>> START

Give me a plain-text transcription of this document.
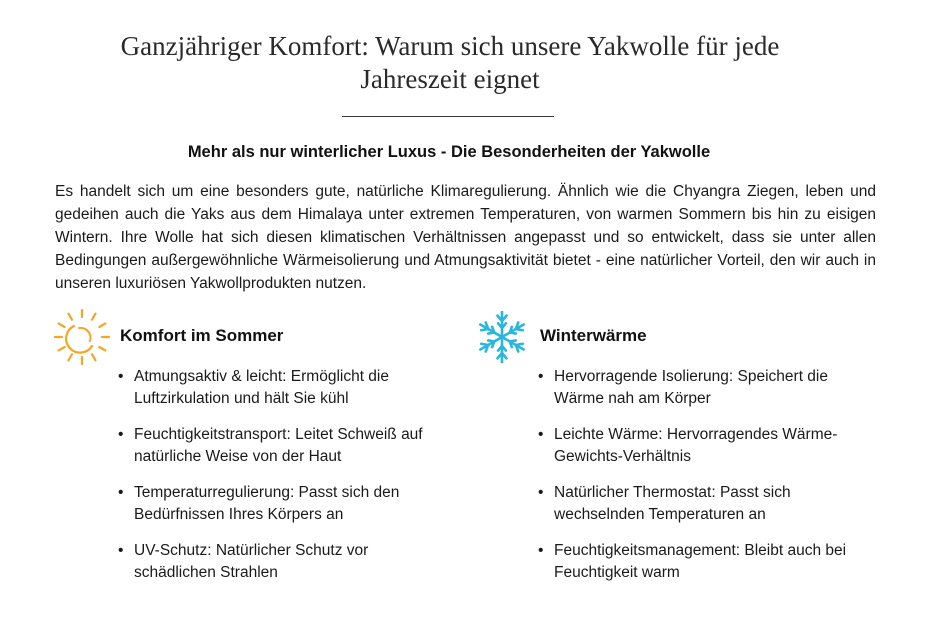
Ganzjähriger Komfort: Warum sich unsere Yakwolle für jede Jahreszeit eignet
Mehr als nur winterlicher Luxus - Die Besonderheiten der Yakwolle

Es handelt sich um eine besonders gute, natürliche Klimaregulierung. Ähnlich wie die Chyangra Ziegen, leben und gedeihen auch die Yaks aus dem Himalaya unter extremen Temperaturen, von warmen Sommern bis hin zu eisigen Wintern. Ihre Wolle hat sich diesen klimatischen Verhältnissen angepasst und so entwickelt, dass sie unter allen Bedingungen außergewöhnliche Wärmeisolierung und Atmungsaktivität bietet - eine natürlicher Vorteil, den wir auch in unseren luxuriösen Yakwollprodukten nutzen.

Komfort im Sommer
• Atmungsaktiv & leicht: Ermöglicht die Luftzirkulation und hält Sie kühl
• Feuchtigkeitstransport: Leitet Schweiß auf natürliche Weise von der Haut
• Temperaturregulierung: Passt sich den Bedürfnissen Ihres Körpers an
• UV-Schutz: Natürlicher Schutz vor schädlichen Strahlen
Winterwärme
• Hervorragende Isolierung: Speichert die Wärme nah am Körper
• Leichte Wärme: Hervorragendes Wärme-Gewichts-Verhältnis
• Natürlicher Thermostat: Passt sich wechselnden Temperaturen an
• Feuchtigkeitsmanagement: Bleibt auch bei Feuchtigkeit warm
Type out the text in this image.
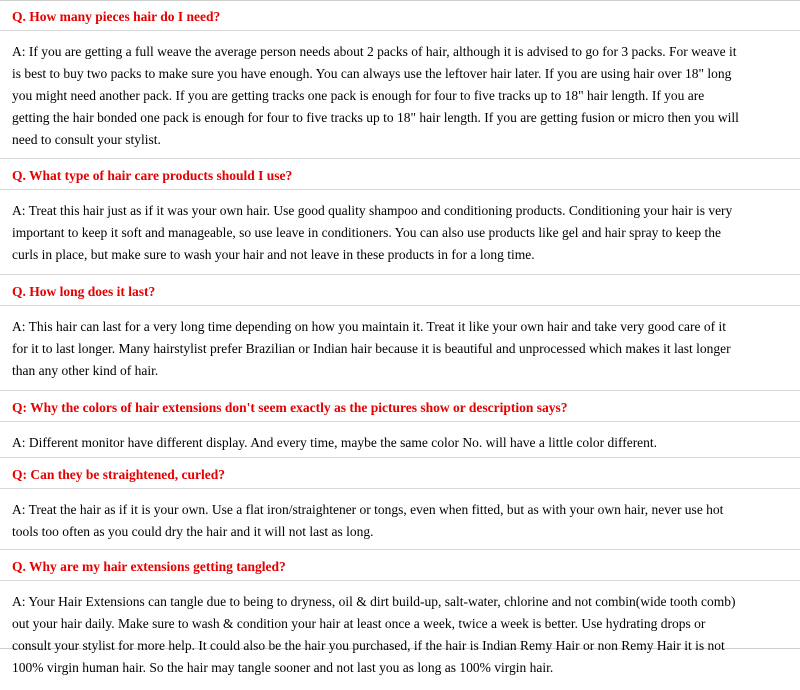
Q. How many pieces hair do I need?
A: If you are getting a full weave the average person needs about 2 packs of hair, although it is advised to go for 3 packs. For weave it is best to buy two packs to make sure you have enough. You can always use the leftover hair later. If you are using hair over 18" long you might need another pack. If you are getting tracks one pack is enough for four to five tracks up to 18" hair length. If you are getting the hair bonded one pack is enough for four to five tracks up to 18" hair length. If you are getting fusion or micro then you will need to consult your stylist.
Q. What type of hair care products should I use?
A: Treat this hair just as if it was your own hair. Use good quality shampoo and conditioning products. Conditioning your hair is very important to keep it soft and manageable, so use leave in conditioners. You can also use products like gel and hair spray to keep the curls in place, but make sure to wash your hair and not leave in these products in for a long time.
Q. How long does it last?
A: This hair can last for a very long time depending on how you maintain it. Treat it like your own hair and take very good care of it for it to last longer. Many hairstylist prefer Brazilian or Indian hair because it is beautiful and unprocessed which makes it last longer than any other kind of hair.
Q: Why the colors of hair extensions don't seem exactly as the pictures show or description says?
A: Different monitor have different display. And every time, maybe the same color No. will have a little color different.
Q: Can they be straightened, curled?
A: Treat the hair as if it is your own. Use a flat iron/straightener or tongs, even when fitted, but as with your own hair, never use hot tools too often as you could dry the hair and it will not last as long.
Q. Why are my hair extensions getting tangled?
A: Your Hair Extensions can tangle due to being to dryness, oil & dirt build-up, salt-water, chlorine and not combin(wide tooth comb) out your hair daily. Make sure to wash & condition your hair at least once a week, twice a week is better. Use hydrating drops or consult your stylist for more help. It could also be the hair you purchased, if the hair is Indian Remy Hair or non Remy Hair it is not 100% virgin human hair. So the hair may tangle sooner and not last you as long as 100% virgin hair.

>> END

Goal:
Set each line of the records down exactly, leaving every picture out.

Solution for this exercise:
Give me a plain-text transcription of this document.
Ganzjähriger Komfort: Warum sich unsere Yakwolle für jede Jahreszeit eignet
Mehr als nur winterlicher Luxus - Die Besonderheiten der Yakwolle

Es handelt sich um eine besonders gute, natürliche Klimaregulierung. Ähnlich wie die Chyangra Ziegen, leben und gedeihen auch die Yaks aus dem Himalaya unter extremen Temperaturen, von warmen Sommern bis hin zu eisigen Wintern. Ihre Wolle hat sich diesen klimatischen Verhältnissen angepasst und so entwickelt, dass sie unter allen Bedingungen außergewöhnliche Wärmeisolierung und Atmungsaktivität bietet - eine natürlicher Vorteil, den wir auch in unseren luxuriösen Yakwollprodukten nutzen.

Komfort im Sommer
• Atmungsaktiv & leicht: Ermöglicht die Luftzirkulation und hält Sie kühl
• Feuchtigkeitstransport: Leitet Schweiß auf natürliche Weise von der Haut
• Temperaturregulierung: Passt sich den Bedürfnissen Ihres Körpers an
• UV-Schutz: Natürlicher Schutz vor schädlichen Strahlen
Winterwärme
• Hervorragende Isolierung: Speichert die Wärme nah am Körper
• Leichte Wärme: Hervorragendes Wärme-Gewichts-Verhältnis
• Natürlicher Thermostat: Passt sich wechselnden Temperaturen an
• Feuchtigkeitsmanagement: Bleibt auch bei Feuchtigkeit warm
Type out the text in this image.
Q. How many pieces hair do I need?
A: If you are getting a full weave the average person needs about 2 packs of hair, although it is advised to go for 3 packs. For weave it is best to buy two packs to make sure you have enough. You can always use the leftover hair later. If you are using hair over 18" long you might need another pack. If you are getting tracks one pack is enough for four to five tracks up to 18" hair length. If you are getting the hair bonded one pack is enough for four to five tracks up to 18" hair length. If you are getting fusion or micro then you will need to consult your stylist.
Q. What type of hair care products should I use?
A: Treat this hair just as if it was your own hair. Use good quality shampoo and conditioning products. Conditioning your hair is very important to keep it soft and manageable, so use leave in conditioners. You can also use products like gel and hair spray to keep the curls in place, but make sure to wash your hair and not leave in these products in for a long time.
Q. How long does it last?
A: This hair can last for a very long time depending on how you maintain it. Treat it like your own hair and take very good care of it for it to last longer. Many hairstylist prefer Brazilian or Indian hair because it is beautiful and unprocessed which makes it last longer than any other kind of hair.
Q: Why the colors of hair extensions don't seem exactly as the pictures show or description says?
A: Different monitor have different display. And every time, maybe the same color No. will have a little color different.
Q: Can they be straightened, curled?
A: Treat the hair as if it is your own. Use a flat iron/straightener or tongs, even when fitted, but as with your own hair, never use hot tools too often as you could dry the hair and it will not last as long.
Q. Why are my hair extensions getting tangled?
A: Your Hair Extensions can tangle due to being to dryness, oil & dirt build-up, salt-water, chlorine and not combin(wide tooth comb) out your hair daily. Make sure to wash & condition your hair at least once a week, twice a week is better. Use hydrating drops or consult your stylist for more help. It could also be the hair you purchased, if the hair is Indian Remy Hair or non Remy Hair it is not 100% virgin human hair. So the hair may tangle sooner and not last you as long as 100% virgin hair.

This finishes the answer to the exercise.